[Document excerpt start]

The take method could in turn be implemented by merging the code that would otherwise have been present in the unit function (and similar functions using the peek/pop pattern).

/// Returns true if the `target` is found at the current cursor position,
/// and advances the cursor.
/// Otherwise, returns false leaving the cursor unchanged.
pub fn take(&mut self, target: &char) -> bool {
    match self.characters.get(self.cursor) {
        Some(character) => {
            if target == character {
                self.cursor += 1;

                true
            } else {
                false
            }
        }
        None => false,
    }
}

The transform Method

Sometimes a parser requires a 1:1 transformation of a character into some data structure. This pattern can be especially tedious with the peek/pop pattern. Consider a language in which certain symbols translate to an unsigned integer value.

<value> ::= "$" | "#"

The parser would look something like this using peek/pop:

fn value(scanner: &mut Scanner) -> Option<u8> {
    match scanner.peek() {
        '$' => {
            scanner.pop();

            Some(1)
        },
        '#' => {
            scanner.pop();

            Some(2)
        },
        _  => None
    }
}

The value function could be re-arranged in various ways. But none of them would address the root problem, which is that we want to use a single match statement without littering calls to pop in every branch.

A solution is the transform method, which accepts a callback and returns an optional value.

fn value(scanner: &mut Scanner) -> Option<u8> {
    scanner.transform(|character| match character {
        '$' => Some(1),
        '#' => Some(2),
        _ => None
    })
}

Not only is the intent of this code much clearer, but it is also much less error prone. It is also potentially more performant than some alternatives.

The transform method, like the take method, can be implemented by merging the code that would otherwise appear in the parser.

/// Invoke `cb` once. If the result is not `None`, return it and advance
/// the cursor. Otherwise, return None and leave the cursor unchanged.
pub fn transform<T>(
    &mut self,
    cb: impl FnOnce(&char) -> Option<T>,
) -> Option<T> {
    match self.characters.get(self.cursor) {
        Some(input) => match cb(input) {
            Some(output) => {
                self.cursor += 1;

                Some(output)
            },
            None => None
        },
        None => None
    }
}

The scan Method

Similar refactorings can be used whenever the appearance of parser function diverges noticeably from its corresponding production rule. Consider the following grammar, which might be used to parse the chemical elements into the appropriate variant of the enum Element.

[Document excerpt end]
[Data section start]

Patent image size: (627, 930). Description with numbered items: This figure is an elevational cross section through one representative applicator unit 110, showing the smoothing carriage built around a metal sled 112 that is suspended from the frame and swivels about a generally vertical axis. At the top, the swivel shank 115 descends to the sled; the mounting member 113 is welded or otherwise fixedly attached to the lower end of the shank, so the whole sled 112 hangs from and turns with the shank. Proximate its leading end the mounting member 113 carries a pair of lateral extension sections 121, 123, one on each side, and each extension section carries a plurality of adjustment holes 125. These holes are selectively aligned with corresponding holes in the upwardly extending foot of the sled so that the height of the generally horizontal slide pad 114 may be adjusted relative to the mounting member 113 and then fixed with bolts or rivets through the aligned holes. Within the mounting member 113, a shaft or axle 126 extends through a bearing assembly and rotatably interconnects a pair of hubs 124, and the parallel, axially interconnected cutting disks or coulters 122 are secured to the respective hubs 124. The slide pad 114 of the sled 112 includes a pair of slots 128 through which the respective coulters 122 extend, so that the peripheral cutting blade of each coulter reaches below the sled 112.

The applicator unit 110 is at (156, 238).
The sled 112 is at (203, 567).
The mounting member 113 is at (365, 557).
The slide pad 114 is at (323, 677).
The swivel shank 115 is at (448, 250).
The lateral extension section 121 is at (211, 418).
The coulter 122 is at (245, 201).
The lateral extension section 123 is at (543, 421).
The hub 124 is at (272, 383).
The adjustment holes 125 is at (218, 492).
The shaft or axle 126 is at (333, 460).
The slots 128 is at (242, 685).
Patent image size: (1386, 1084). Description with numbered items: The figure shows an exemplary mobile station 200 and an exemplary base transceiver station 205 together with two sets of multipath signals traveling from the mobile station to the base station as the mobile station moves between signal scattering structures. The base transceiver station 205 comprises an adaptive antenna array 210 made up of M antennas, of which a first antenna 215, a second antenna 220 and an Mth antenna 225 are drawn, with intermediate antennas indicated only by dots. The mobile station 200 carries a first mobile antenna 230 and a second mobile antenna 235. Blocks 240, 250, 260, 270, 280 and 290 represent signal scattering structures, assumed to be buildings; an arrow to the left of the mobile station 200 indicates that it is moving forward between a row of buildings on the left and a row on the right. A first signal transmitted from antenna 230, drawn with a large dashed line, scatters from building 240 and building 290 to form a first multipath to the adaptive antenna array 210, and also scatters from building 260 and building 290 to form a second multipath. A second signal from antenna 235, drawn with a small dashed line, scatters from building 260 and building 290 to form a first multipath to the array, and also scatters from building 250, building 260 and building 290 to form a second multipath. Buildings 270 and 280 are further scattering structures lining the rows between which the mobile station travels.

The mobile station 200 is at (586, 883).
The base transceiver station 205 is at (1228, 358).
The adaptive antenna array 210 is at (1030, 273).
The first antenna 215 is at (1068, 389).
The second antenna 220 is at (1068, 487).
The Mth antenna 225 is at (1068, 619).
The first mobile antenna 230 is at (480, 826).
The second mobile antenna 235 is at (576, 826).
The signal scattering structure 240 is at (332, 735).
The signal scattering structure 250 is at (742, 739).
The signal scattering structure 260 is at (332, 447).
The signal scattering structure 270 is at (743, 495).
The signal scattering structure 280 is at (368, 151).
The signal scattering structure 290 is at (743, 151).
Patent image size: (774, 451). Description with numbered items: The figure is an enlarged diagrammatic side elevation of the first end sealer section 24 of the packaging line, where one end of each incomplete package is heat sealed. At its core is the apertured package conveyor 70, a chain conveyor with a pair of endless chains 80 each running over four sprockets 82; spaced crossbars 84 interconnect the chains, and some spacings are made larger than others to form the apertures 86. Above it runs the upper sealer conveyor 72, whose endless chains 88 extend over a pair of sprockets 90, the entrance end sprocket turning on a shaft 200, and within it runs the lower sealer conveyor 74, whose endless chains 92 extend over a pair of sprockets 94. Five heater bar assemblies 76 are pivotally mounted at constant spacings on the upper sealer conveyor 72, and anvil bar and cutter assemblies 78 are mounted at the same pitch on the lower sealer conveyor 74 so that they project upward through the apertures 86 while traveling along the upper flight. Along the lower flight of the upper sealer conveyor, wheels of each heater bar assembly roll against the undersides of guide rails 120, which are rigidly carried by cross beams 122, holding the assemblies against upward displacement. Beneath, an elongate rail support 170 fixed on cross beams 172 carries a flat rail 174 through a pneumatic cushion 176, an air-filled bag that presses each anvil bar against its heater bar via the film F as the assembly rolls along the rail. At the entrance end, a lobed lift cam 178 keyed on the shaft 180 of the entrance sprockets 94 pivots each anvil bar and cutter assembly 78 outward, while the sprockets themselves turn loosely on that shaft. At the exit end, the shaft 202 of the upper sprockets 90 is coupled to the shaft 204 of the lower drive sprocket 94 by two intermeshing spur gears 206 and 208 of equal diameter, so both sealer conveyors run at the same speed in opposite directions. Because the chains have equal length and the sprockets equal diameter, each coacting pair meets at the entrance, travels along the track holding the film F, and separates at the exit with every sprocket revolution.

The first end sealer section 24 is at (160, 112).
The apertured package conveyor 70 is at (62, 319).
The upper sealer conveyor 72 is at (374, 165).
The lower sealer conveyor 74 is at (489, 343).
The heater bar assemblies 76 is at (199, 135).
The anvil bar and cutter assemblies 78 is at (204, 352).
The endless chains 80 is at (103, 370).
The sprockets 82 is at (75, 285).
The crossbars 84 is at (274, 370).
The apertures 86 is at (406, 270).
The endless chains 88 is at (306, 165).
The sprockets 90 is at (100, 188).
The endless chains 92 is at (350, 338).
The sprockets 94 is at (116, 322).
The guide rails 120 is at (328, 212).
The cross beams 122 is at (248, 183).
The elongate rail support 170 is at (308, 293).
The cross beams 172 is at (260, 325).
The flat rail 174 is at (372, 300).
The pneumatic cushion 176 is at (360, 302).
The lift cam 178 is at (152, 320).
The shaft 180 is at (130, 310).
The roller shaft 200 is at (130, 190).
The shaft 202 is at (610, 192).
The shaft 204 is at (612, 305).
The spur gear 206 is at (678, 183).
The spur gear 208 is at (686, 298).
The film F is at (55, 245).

[Data section end]

In the parser article, what does the transform method accept and return? You won't need the entries, so please leave them aside.

Output of the task —
It accepts a callback and returns an optional value.